◆ Records ◆
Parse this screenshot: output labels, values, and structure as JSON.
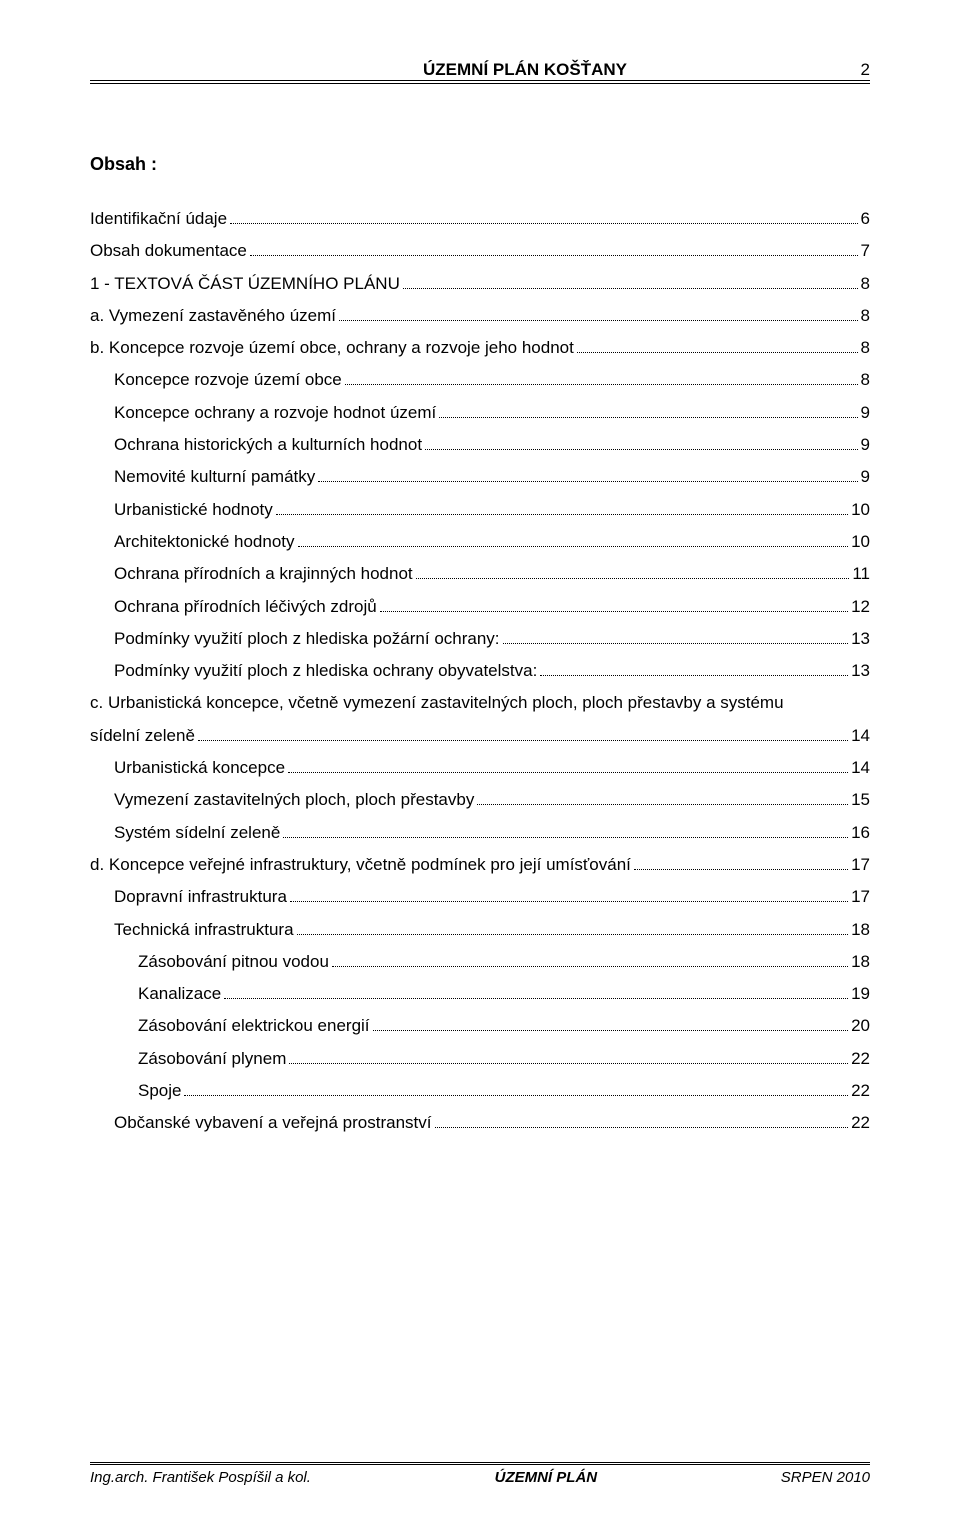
{
  "header": {
    "title": "ÚZEMNÍ PLÁN KOŠŤANY",
    "page_number": "2"
  },
  "toc": {
    "heading": "Obsah :",
    "items": [
      {
        "level": 0,
        "label": "Identifikační údaje",
        "page": "6"
      },
      {
        "level": 0,
        "label": "Obsah dokumentace",
        "page": "7"
      },
      {
        "level": 0,
        "label": "1 - TEXTOVÁ ČÁST ÚZEMNÍHO PLÁNU",
        "page": "8"
      },
      {
        "level": 0,
        "label": "a. Vymezení zastavěného území",
        "page": "8"
      },
      {
        "level": 0,
        "label": "b. Koncepce rozvoje území obce, ochrany a rozvoje jeho hodnot",
        "page": "8"
      },
      {
        "level": 1,
        "label": "Koncepce rozvoje území obce",
        "page": "8"
      },
      {
        "level": 1,
        "label": "Koncepce ochrany a rozvoje hodnot území",
        "page": "9"
      },
      {
        "level": 1,
        "label": "Ochrana historických a kulturních hodnot",
        "page": "9"
      },
      {
        "level": 1,
        "label": "Nemovité kulturní památky",
        "page": "9"
      },
      {
        "level": 1,
        "label": "Urbanistické hodnoty",
        "page": "10"
      },
      {
        "level": 1,
        "label": "Architektonické hodnoty",
        "page": "10"
      },
      {
        "level": 1,
        "label": "Ochrana přírodních a krajinných hodnot",
        "page": "11"
      },
      {
        "level": 1,
        "label": "Ochrana přírodních léčivých zdrojů",
        "page": "12"
      },
      {
        "level": 1,
        "label": "Podmínky využití ploch z hlediska požární ochrany:",
        "page": "13"
      },
      {
        "level": 1,
        "label": "Podmínky využití ploch z hlediska ochrany obyvatelstva:",
        "page": "13"
      },
      {
        "level": 0,
        "label": "c. Urbanistická koncepce, včetně vymezení zastavitelných ploch, ploch přestavby a systému sídelní zeleně",
        "page": "14",
        "wrap": true
      },
      {
        "level": 1,
        "label": "Urbanistická koncepce",
        "page": "14"
      },
      {
        "level": 1,
        "label": "Vymezení  zastavitelných ploch, ploch přestavby",
        "page": "15"
      },
      {
        "level": 1,
        "label": "Systém sídelní zeleně",
        "page": "16"
      },
      {
        "level": 0,
        "label": "d. Koncepce veřejné infrastruktury, včetně podmínek pro její umísťování",
        "page": "17"
      },
      {
        "level": 1,
        "label": "Dopravní  infrastruktura",
        "page": "17"
      },
      {
        "level": 1,
        "label": "Technická infrastruktura",
        "page": "18"
      },
      {
        "level": 2,
        "label": "Zásobování pitnou vodou",
        "page": "18"
      },
      {
        "level": 2,
        "label": "Kanalizace",
        "page": "19"
      },
      {
        "level": 2,
        "label": "Zásobování elektrickou energií",
        "page": "20"
      },
      {
        "level": 2,
        "label": "Zásobování plynem",
        "page": "22"
      },
      {
        "level": 2,
        "label": "Spoje",
        "page": "22"
      },
      {
        "level": 1,
        "label": "Občanské vybavení a veřejná prostranství",
        "page": "22"
      }
    ]
  },
  "footer": {
    "left": "Ing.arch. František  Pospíšil a kol.",
    "center": "ÚZEMNÍ PLÁN",
    "right": "SRPEN 2010"
  },
  "colors": {
    "text": "#000000",
    "background": "#ffffff",
    "rule": "#000000"
  },
  "typography": {
    "body_fontsize": 17,
    "heading_fontsize": 18,
    "footer_fontsize": 15,
    "font_family": "Arial"
  }
}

◆ Given exercise ◆
Generate a word-for-word copy of the preceding records, excluding all pictures.

◆ Exercise result ◆
Parse this screenshot: output labels, values, and structure as JSON.
{
  "header": {
    "title": "ÚZEMNÍ PLÁN KOŠŤANY",
    "page_number": "2"
  },
  "toc": {
    "heading": "Obsah :",
    "items": [
      {
        "level": 0,
        "label": "Identifikační údaje",
        "page": "6"
      },
      {
        "level": 0,
        "label": "Obsah dokumentace",
        "page": "7"
      },
      {
        "level": 0,
        "label": "1 - TEXTOVÁ ČÁST ÚZEMNÍHO PLÁNU",
        "page": "8"
      },
      {
        "level": 0,
        "label": "a. Vymezení zastavěného území",
        "page": "8"
      },
      {
        "level": 0,
        "label": "b. Koncepce rozvoje území obce, ochrany a rozvoje jeho hodnot",
        "page": "8"
      },
      {
        "level": 1,
        "label": "Koncepce rozvoje území obce",
        "page": "8"
      },
      {
        "level": 1,
        "label": "Koncepce ochrany a rozvoje hodnot území",
        "page": "9"
      },
      {
        "level": 1,
        "label": "Ochrana historických a kulturních hodnot",
        "page": "9"
      },
      {
        "level": 1,
        "label": "Nemovité kulturní památky",
        "page": "9"
      },
      {
        "level": 1,
        "label": "Urbanistické hodnoty",
        "page": "10"
      },
      {
        "level": 1,
        "label": "Architektonické hodnoty",
        "page": "10"
      },
      {
        "level": 1,
        "label": "Ochrana přírodních a krajinných hodnot",
        "page": "11"
      },
      {
        "level": 1,
        "label": "Ochrana přírodních léčivých zdrojů",
        "page": "12"
      },
      {
        "level": 1,
        "label": "Podmínky využití ploch z hlediska požární ochrany:",
        "page": "13"
      },
      {
        "level": 1,
        "label": "Podmínky využití ploch z hlediska ochrany obyvatelstva:",
        "page": "13"
      },
      {
        "level": 0,
        "label": "c. Urbanistická koncepce, včetně vymezení zastavitelných ploch, ploch přestavby a systému sídelní zeleně",
        "page": "14",
        "wrap": true
      },
      {
        "level": 1,
        "label": "Urbanistická koncepce",
        "page": "14"
      },
      {
        "level": 1,
        "label": "Vymezení  zastavitelných ploch, ploch přestavby",
        "page": "15"
      },
      {
        "level": 1,
        "label": "Systém sídelní zeleně",
        "page": "16"
      },
      {
        "level": 0,
        "label": "d. Koncepce veřejné infrastruktury, včetně podmínek pro její umísťování",
        "page": "17"
      },
      {
        "level": 1,
        "label": "Dopravní  infrastruktura",
        "page": "17"
      },
      {
        "level": 1,
        "label": "Technická infrastruktura",
        "page": "18"
      },
      {
        "level": 2,
        "label": "Zásobování pitnou vodou",
        "page": "18"
      },
      {
        "level": 2,
        "label": "Kanalizace",
        "page": "19"
      },
      {
        "level": 2,
        "label": "Zásobování elektrickou energií",
        "page": "20"
      },
      {
        "level": 2,
        "label": "Zásobování plynem",
        "page": "22"
      },
      {
        "level": 2,
        "label": "Spoje",
        "page": "22"
      },
      {
        "level": 1,
        "label": "Občanské vybavení a veřejná prostranství",
        "page": "22"
      }
    ]
  },
  "footer": {
    "left": "Ing.arch. František  Pospíšil a kol.",
    "center": "ÚZEMNÍ PLÁN",
    "right": "SRPEN 2010"
  },
  "colors": {
    "text": "#000000",
    "background": "#ffffff",
    "rule": "#000000"
  },
  "typography": {
    "body_fontsize": 17,
    "heading_fontsize": 18,
    "footer_fontsize": 15,
    "font_family": "Arial"
  }
}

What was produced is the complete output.